*** DATASET CONTENT

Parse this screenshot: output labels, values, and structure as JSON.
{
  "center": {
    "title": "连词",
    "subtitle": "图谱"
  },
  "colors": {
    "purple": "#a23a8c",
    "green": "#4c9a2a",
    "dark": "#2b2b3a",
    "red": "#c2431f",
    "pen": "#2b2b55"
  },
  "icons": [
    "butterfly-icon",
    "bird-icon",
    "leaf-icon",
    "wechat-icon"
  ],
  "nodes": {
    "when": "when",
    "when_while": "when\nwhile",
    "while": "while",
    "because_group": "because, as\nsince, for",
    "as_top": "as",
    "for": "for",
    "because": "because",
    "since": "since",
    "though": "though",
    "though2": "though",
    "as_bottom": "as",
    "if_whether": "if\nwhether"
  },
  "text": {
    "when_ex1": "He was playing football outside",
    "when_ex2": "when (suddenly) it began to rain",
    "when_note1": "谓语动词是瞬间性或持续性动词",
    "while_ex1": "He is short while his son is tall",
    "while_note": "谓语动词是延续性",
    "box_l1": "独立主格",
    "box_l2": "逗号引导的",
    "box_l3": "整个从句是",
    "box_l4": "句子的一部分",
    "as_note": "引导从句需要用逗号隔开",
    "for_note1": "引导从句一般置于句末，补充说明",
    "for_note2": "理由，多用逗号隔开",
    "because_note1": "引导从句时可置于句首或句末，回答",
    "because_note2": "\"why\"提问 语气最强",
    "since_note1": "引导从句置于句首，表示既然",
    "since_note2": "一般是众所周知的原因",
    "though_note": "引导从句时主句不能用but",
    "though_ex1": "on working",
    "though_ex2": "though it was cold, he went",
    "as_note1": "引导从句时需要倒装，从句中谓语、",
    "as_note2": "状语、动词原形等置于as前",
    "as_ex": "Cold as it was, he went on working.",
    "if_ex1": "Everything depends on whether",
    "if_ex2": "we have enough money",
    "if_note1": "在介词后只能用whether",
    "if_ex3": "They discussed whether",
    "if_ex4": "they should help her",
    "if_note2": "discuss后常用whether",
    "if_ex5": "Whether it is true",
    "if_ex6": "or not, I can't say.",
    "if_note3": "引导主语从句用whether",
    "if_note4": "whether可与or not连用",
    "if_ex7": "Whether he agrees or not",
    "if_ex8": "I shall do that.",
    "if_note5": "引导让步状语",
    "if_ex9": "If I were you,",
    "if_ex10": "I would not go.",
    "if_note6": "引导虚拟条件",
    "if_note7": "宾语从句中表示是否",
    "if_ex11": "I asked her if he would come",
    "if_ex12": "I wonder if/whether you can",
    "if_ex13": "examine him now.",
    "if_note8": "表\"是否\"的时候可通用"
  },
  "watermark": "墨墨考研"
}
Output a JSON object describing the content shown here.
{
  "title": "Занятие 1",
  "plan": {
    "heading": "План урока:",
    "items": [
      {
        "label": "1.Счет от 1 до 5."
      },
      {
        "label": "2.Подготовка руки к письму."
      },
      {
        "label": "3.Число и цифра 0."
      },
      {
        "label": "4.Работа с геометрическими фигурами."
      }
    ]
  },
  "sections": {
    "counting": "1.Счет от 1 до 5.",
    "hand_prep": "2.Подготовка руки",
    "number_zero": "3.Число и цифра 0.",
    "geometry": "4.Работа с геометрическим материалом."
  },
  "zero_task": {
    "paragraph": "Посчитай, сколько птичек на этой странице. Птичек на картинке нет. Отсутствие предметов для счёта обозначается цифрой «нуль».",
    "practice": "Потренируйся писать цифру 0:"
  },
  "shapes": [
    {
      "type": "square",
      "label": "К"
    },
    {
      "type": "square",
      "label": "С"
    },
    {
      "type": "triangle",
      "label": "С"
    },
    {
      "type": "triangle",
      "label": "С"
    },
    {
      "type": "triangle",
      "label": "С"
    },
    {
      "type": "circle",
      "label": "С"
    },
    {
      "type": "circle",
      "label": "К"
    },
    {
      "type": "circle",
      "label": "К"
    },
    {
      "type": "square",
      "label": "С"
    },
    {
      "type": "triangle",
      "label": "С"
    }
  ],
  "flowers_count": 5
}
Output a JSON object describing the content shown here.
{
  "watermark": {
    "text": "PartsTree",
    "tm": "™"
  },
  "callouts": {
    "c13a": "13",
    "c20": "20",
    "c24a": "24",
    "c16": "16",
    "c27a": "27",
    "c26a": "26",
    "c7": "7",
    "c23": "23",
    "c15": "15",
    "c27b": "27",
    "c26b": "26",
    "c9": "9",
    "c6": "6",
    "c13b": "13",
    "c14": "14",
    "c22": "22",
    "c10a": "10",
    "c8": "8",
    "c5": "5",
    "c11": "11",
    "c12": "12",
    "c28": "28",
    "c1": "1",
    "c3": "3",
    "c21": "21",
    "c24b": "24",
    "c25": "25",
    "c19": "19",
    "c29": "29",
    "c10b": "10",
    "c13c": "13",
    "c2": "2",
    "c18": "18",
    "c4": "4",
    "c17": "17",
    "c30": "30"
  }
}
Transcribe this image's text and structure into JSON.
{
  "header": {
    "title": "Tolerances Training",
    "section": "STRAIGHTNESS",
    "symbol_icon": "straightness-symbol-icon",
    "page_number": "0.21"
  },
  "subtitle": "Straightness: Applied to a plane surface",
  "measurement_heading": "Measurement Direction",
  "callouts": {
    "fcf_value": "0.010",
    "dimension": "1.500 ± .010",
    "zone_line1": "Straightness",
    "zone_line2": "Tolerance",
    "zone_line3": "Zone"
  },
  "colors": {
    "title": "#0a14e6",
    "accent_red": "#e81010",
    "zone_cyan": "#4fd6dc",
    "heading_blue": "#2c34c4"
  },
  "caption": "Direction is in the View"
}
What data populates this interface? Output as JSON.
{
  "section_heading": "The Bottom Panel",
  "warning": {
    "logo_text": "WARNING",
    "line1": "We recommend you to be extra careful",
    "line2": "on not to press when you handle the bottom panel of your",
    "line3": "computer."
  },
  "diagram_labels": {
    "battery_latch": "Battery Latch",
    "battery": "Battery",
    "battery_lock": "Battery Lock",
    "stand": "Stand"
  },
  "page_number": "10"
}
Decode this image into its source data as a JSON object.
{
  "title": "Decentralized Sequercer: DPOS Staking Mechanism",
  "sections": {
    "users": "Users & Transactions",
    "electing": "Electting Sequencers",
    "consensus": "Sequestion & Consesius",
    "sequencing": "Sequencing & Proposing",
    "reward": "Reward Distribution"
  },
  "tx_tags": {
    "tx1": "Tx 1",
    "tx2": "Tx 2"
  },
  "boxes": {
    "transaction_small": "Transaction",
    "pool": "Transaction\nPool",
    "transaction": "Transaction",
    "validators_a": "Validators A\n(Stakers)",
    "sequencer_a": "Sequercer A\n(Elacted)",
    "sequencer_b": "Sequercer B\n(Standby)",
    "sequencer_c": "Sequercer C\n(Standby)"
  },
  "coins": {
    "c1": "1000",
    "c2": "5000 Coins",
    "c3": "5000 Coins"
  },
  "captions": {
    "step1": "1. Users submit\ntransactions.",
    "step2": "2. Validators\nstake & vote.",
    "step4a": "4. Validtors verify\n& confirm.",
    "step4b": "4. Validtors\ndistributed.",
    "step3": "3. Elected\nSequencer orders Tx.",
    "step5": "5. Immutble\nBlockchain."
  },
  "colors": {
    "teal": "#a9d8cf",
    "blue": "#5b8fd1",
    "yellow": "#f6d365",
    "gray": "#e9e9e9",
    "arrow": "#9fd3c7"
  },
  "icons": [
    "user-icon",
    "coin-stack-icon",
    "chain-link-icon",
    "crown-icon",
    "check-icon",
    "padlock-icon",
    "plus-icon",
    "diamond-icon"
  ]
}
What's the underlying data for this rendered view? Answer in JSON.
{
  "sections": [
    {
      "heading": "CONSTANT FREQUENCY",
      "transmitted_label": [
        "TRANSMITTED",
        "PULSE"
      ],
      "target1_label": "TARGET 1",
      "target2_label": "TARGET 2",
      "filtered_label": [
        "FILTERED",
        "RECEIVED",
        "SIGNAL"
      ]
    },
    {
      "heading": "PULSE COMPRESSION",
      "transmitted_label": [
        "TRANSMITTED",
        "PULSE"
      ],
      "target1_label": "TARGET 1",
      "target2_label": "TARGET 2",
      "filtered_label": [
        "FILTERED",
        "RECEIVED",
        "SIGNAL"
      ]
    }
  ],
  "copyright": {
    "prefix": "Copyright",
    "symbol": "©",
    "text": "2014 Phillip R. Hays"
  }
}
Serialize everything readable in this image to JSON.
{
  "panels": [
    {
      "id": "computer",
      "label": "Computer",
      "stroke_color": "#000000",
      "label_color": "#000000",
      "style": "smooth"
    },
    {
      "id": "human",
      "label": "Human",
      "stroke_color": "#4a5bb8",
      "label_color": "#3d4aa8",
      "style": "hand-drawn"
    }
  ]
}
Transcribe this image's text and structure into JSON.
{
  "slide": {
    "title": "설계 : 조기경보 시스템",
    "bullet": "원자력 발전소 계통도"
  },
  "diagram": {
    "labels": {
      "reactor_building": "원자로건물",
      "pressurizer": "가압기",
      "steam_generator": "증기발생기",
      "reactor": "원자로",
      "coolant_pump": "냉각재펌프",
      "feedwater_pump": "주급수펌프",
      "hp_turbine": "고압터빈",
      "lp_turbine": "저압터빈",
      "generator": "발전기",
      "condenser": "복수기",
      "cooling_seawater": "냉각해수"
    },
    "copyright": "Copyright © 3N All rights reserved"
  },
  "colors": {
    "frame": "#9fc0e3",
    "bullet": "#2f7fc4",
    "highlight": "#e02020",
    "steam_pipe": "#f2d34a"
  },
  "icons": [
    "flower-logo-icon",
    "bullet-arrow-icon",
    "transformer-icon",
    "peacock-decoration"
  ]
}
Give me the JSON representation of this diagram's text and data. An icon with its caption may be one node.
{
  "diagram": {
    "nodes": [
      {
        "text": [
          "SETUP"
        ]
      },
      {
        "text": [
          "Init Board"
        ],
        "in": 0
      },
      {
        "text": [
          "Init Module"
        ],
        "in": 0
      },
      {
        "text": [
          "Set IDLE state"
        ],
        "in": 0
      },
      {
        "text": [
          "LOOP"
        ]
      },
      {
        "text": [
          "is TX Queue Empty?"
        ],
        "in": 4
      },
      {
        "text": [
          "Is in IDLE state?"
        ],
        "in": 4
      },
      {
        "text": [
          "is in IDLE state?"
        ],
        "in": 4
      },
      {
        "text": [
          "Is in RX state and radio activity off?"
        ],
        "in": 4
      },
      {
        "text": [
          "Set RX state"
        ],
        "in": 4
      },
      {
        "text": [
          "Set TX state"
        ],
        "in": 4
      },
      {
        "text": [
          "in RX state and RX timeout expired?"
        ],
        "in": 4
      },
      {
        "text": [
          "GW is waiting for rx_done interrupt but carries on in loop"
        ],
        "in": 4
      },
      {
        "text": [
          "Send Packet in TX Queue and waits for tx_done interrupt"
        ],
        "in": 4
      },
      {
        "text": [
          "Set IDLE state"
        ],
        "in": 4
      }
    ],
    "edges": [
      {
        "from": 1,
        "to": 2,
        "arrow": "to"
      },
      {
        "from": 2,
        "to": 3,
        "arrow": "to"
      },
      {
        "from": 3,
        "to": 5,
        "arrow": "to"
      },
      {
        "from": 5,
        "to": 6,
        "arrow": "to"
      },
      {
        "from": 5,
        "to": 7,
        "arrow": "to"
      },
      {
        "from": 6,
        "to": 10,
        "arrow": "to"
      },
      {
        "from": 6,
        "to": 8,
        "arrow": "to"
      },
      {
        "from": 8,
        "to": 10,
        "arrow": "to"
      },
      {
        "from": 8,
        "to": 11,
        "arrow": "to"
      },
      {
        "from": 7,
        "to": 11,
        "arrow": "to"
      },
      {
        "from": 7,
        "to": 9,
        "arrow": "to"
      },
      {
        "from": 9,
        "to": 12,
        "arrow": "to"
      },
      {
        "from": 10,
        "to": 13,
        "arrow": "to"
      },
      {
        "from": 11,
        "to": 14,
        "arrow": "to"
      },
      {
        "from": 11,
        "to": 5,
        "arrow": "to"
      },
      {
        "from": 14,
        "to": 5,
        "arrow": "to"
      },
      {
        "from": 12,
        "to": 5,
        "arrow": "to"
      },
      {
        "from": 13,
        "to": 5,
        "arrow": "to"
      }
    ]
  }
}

******

- **DO THIS**: Count the lines in the records above that hold the word "image", and give only that number.

- **RESULT**: 4